--- begin Entries ---

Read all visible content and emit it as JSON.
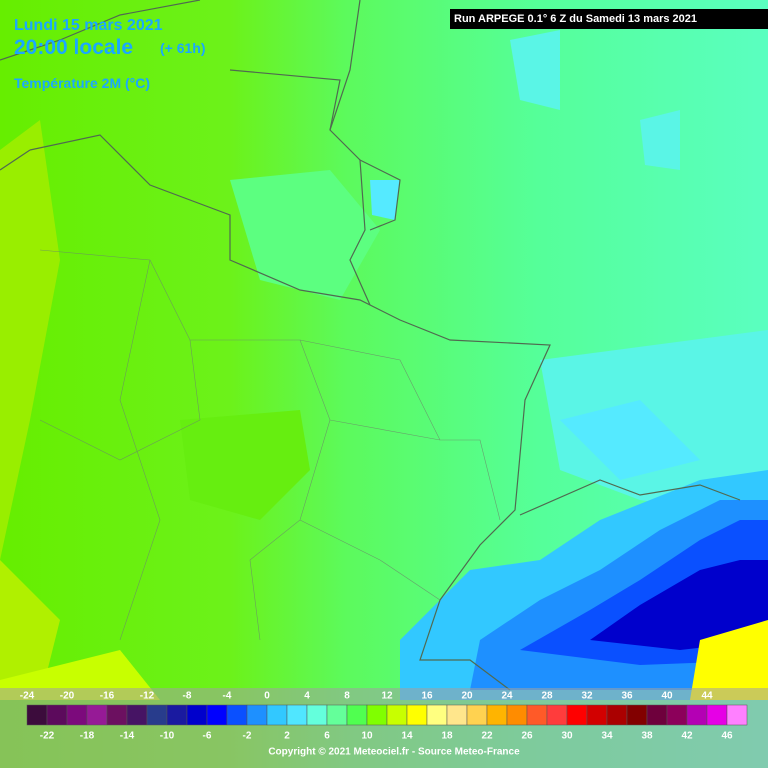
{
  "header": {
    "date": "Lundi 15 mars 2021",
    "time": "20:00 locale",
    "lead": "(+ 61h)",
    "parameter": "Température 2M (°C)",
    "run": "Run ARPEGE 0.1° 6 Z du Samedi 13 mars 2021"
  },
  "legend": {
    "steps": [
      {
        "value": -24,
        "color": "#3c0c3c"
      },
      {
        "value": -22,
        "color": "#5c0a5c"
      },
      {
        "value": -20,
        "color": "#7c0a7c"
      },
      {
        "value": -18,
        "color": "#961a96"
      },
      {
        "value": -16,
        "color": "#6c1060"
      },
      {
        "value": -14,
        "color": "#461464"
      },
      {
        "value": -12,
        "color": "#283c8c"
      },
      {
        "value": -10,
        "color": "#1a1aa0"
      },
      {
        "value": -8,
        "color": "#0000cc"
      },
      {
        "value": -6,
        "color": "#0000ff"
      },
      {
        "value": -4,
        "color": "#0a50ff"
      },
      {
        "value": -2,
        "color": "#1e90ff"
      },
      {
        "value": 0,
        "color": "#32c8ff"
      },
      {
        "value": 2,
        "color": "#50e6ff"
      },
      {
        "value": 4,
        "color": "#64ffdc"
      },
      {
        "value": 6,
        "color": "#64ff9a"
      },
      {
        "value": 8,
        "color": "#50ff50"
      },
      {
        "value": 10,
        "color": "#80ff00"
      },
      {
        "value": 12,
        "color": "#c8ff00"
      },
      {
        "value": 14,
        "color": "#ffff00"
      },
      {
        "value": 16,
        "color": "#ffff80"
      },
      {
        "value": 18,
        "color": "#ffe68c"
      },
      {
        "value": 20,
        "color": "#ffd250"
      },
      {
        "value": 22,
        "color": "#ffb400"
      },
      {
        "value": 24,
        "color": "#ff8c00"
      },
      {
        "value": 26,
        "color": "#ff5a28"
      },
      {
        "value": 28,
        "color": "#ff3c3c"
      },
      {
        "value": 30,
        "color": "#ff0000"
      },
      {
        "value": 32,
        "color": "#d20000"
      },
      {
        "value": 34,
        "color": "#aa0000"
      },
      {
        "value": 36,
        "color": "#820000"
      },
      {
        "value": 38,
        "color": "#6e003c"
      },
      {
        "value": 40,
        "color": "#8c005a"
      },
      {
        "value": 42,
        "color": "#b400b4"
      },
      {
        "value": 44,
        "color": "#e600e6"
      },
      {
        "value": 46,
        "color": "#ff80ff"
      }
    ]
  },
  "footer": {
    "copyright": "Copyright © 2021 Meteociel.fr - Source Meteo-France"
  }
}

--- end Entries ---
--- begin Entries ---

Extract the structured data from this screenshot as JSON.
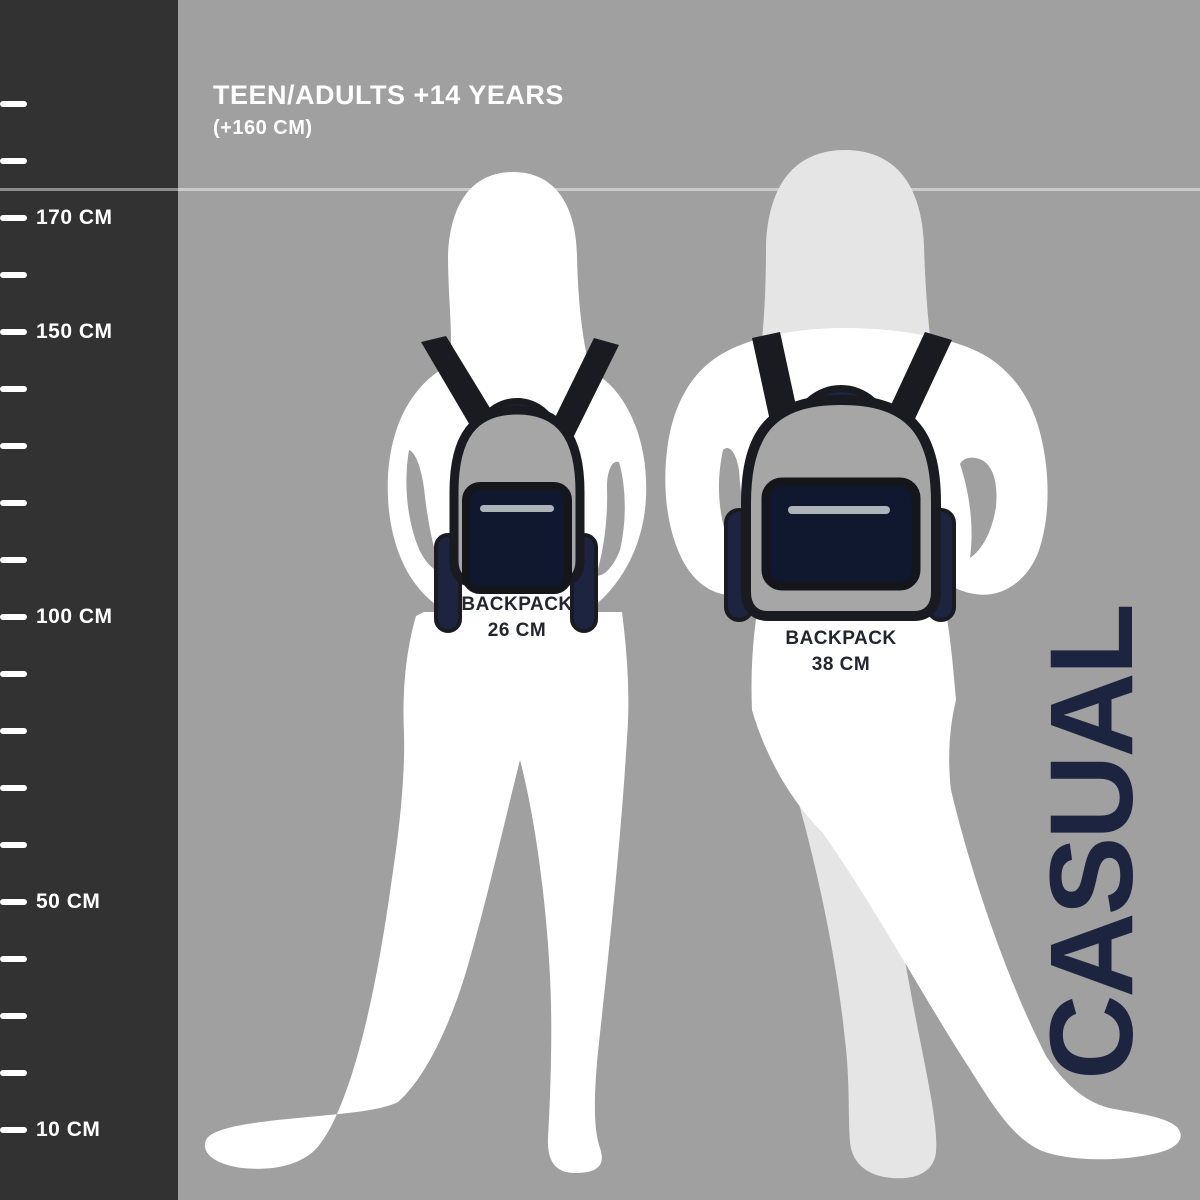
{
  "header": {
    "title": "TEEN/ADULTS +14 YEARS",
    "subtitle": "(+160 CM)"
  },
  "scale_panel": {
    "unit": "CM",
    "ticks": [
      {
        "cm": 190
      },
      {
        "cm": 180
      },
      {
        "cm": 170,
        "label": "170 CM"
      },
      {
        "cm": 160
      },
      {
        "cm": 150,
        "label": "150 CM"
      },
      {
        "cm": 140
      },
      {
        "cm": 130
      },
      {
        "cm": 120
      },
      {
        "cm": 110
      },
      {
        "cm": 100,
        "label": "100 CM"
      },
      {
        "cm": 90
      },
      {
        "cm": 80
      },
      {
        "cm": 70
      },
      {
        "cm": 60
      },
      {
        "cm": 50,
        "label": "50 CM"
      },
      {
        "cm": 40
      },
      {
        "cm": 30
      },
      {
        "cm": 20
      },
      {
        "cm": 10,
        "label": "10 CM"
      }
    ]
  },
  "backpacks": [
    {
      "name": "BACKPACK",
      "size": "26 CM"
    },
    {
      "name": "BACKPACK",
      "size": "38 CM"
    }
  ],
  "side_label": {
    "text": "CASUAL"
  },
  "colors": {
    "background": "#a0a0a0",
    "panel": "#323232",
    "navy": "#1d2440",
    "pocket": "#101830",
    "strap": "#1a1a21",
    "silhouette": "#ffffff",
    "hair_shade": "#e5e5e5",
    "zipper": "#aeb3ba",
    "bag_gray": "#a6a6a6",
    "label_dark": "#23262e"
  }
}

--- end Entries ---
--- begin Entries ---

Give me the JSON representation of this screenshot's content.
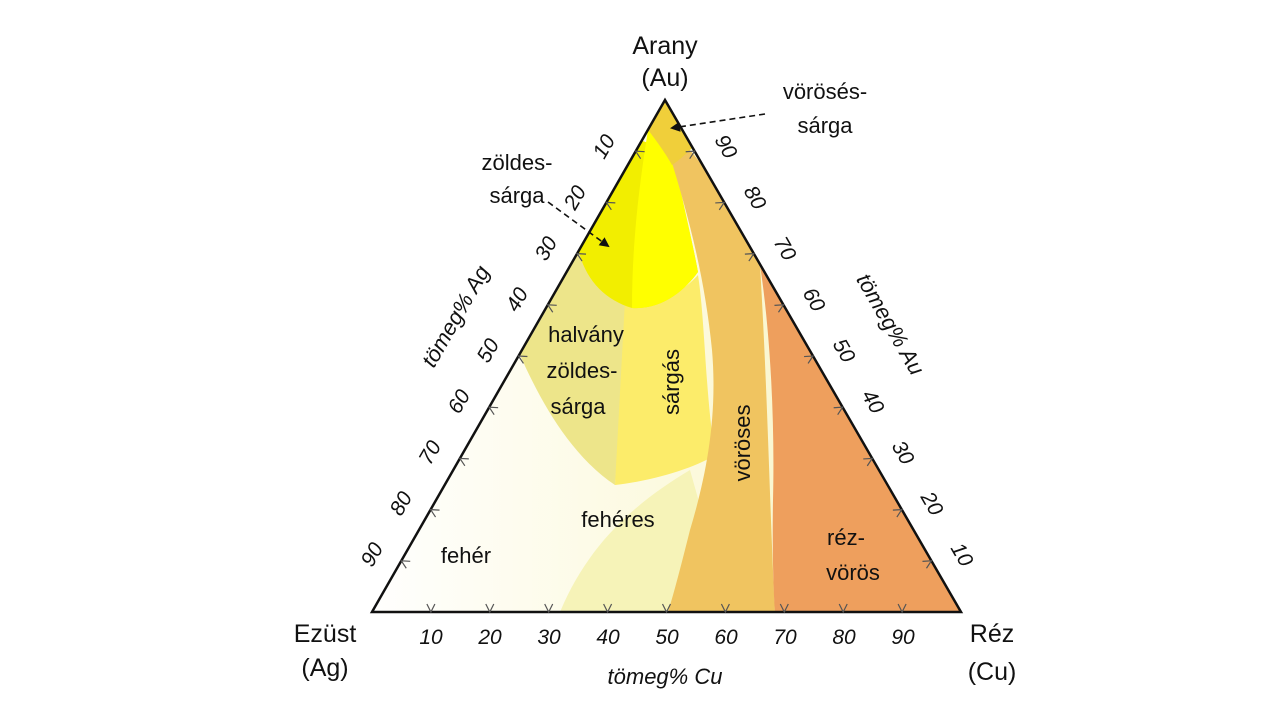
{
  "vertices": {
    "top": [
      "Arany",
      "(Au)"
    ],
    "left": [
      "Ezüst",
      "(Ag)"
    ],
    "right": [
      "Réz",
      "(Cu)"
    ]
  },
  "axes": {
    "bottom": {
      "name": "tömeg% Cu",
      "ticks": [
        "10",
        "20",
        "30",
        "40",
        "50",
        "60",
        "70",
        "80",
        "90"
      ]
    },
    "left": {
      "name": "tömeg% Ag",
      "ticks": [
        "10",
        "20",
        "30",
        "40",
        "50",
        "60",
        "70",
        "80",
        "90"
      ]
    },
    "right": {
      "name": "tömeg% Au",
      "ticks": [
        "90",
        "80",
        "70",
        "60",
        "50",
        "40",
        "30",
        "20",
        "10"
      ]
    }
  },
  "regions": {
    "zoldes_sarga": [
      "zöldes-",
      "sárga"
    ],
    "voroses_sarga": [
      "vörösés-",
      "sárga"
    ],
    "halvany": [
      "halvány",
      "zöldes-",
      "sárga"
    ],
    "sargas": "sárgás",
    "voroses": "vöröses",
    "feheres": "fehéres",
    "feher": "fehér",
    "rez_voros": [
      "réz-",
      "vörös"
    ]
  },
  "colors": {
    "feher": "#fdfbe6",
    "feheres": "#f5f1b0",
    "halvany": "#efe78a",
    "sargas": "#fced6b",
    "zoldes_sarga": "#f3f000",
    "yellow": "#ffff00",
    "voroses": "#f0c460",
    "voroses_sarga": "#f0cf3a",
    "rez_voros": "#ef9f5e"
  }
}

--- end Entries ---

**Challenge:** In the material above, find the lines that contain "JSON" and show them.

**Output of the task:**
Read all visible content and emit it as JSON.
Extract the structured data from this screenshot as JSON.
Give me the JSON representation of this screenshot's content.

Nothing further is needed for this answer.